Locate all lines in the data below that hold "name" and show them.

== Supplied data ==
# # # # # # #
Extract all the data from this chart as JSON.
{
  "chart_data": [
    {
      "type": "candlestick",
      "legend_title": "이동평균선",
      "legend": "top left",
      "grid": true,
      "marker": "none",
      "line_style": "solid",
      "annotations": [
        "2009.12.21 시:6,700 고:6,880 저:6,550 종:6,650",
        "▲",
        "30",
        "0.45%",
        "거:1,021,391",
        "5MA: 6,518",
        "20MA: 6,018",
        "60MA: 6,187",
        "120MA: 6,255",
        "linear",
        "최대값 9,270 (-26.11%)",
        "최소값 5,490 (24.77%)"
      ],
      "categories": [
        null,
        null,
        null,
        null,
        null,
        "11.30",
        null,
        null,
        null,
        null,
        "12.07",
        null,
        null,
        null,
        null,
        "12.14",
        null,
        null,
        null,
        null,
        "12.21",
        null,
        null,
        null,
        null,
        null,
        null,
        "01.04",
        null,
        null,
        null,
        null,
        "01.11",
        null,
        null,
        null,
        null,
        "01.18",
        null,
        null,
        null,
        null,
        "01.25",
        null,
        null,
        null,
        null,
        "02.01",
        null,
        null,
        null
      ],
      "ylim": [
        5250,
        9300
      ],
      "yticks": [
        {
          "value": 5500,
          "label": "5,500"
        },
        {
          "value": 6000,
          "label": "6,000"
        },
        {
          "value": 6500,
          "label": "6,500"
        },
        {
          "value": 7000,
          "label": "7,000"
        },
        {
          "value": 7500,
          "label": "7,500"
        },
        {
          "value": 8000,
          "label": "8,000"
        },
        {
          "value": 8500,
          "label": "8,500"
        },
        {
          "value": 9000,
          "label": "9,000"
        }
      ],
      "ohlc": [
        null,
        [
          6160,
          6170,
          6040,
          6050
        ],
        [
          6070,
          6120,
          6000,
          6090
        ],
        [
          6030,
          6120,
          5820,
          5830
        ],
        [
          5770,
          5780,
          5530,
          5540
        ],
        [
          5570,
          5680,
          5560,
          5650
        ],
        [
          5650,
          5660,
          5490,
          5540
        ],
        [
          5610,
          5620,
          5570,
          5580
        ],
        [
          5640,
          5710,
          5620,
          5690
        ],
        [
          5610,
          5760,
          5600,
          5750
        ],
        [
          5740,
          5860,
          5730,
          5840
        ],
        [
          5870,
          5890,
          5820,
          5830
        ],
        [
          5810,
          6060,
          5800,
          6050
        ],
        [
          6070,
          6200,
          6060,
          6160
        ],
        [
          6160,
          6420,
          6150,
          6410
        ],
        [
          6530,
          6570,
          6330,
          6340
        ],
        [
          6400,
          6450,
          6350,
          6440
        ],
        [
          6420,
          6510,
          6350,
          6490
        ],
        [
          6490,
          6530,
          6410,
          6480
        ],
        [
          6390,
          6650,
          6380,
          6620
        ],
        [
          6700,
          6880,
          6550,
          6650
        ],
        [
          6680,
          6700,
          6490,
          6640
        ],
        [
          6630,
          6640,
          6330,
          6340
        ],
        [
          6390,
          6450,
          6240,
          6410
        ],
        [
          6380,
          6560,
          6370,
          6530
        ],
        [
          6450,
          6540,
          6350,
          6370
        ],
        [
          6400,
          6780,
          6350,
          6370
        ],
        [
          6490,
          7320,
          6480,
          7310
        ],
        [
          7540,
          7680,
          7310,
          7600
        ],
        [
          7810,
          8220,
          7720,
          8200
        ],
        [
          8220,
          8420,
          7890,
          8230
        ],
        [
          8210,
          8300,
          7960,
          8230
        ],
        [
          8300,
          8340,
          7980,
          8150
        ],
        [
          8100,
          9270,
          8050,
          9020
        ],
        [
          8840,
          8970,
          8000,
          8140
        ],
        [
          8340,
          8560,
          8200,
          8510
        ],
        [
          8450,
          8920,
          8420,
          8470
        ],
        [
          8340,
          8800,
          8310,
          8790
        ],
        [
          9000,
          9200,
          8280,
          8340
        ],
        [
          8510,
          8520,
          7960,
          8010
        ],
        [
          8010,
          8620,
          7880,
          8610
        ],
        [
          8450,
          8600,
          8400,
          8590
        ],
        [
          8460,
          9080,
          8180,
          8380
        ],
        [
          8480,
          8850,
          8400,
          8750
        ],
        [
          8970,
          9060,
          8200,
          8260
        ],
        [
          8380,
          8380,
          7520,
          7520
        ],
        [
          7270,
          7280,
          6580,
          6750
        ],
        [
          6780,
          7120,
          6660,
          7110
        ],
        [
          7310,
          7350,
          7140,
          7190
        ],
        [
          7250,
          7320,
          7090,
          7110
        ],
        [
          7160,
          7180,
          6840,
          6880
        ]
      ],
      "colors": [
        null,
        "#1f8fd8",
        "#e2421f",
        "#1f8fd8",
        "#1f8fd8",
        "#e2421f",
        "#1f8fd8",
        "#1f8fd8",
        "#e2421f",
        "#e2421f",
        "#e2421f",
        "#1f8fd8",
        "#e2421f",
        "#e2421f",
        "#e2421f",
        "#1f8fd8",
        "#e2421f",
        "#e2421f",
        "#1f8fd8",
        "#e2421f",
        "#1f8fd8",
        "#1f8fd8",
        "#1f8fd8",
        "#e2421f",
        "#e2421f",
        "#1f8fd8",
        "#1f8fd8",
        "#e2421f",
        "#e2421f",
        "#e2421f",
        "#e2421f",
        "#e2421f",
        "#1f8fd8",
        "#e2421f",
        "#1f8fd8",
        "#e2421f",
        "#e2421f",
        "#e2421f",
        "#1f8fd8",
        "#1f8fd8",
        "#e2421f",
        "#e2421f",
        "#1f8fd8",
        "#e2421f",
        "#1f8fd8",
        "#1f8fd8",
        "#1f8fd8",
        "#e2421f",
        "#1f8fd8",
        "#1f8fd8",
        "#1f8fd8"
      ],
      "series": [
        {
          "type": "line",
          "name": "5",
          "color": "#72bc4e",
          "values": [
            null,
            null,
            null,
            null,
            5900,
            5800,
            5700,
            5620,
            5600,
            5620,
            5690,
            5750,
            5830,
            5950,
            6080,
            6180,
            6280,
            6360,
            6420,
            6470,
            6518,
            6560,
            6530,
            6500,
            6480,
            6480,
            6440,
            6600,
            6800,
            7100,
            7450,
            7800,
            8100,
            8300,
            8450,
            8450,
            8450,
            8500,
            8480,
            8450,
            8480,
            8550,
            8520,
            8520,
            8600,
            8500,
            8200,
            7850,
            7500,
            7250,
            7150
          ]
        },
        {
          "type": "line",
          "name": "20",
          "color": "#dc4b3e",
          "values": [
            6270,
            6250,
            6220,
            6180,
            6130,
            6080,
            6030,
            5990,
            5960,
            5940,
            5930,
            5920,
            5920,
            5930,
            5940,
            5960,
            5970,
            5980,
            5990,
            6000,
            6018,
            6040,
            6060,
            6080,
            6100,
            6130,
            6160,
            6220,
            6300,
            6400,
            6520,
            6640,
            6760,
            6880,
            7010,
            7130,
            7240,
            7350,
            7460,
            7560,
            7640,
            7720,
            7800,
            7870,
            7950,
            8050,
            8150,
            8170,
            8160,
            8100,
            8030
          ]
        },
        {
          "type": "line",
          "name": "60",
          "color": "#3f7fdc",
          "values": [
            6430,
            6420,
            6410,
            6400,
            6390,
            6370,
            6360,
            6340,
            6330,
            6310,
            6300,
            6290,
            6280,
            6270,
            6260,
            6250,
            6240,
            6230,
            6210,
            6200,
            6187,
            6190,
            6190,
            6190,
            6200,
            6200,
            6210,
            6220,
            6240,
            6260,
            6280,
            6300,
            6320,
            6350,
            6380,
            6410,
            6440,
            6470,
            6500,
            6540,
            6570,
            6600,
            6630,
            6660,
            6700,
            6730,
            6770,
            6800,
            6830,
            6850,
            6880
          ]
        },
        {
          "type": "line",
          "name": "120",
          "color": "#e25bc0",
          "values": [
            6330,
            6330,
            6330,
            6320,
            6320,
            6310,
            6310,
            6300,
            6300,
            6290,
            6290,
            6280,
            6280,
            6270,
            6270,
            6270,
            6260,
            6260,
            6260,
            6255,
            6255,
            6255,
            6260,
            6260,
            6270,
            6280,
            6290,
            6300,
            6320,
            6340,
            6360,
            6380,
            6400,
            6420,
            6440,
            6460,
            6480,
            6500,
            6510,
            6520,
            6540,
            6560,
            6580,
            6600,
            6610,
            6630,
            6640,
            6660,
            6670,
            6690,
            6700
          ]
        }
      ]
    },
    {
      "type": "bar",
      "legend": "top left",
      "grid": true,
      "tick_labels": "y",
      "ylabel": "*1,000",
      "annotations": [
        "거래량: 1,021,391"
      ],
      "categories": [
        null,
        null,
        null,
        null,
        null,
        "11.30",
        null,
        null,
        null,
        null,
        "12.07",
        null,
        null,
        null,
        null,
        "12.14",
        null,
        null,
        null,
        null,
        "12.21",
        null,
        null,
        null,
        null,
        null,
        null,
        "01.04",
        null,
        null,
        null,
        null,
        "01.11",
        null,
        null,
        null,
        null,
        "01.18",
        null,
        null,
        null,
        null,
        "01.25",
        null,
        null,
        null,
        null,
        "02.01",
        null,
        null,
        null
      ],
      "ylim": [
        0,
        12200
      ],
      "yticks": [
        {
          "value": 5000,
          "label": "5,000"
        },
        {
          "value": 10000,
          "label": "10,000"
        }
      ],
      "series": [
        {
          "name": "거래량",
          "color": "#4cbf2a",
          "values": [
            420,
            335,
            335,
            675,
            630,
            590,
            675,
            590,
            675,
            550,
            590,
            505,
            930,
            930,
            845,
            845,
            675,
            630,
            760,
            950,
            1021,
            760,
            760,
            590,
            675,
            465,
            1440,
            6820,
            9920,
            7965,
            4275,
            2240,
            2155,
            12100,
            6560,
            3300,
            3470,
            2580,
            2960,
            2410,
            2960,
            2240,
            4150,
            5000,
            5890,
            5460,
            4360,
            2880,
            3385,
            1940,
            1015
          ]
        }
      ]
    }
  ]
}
# # # # # # #
== Solution ==
          "name": "5",
          "name": "20",
          "name": "60",
          "name": "120",
          "name": "거래량",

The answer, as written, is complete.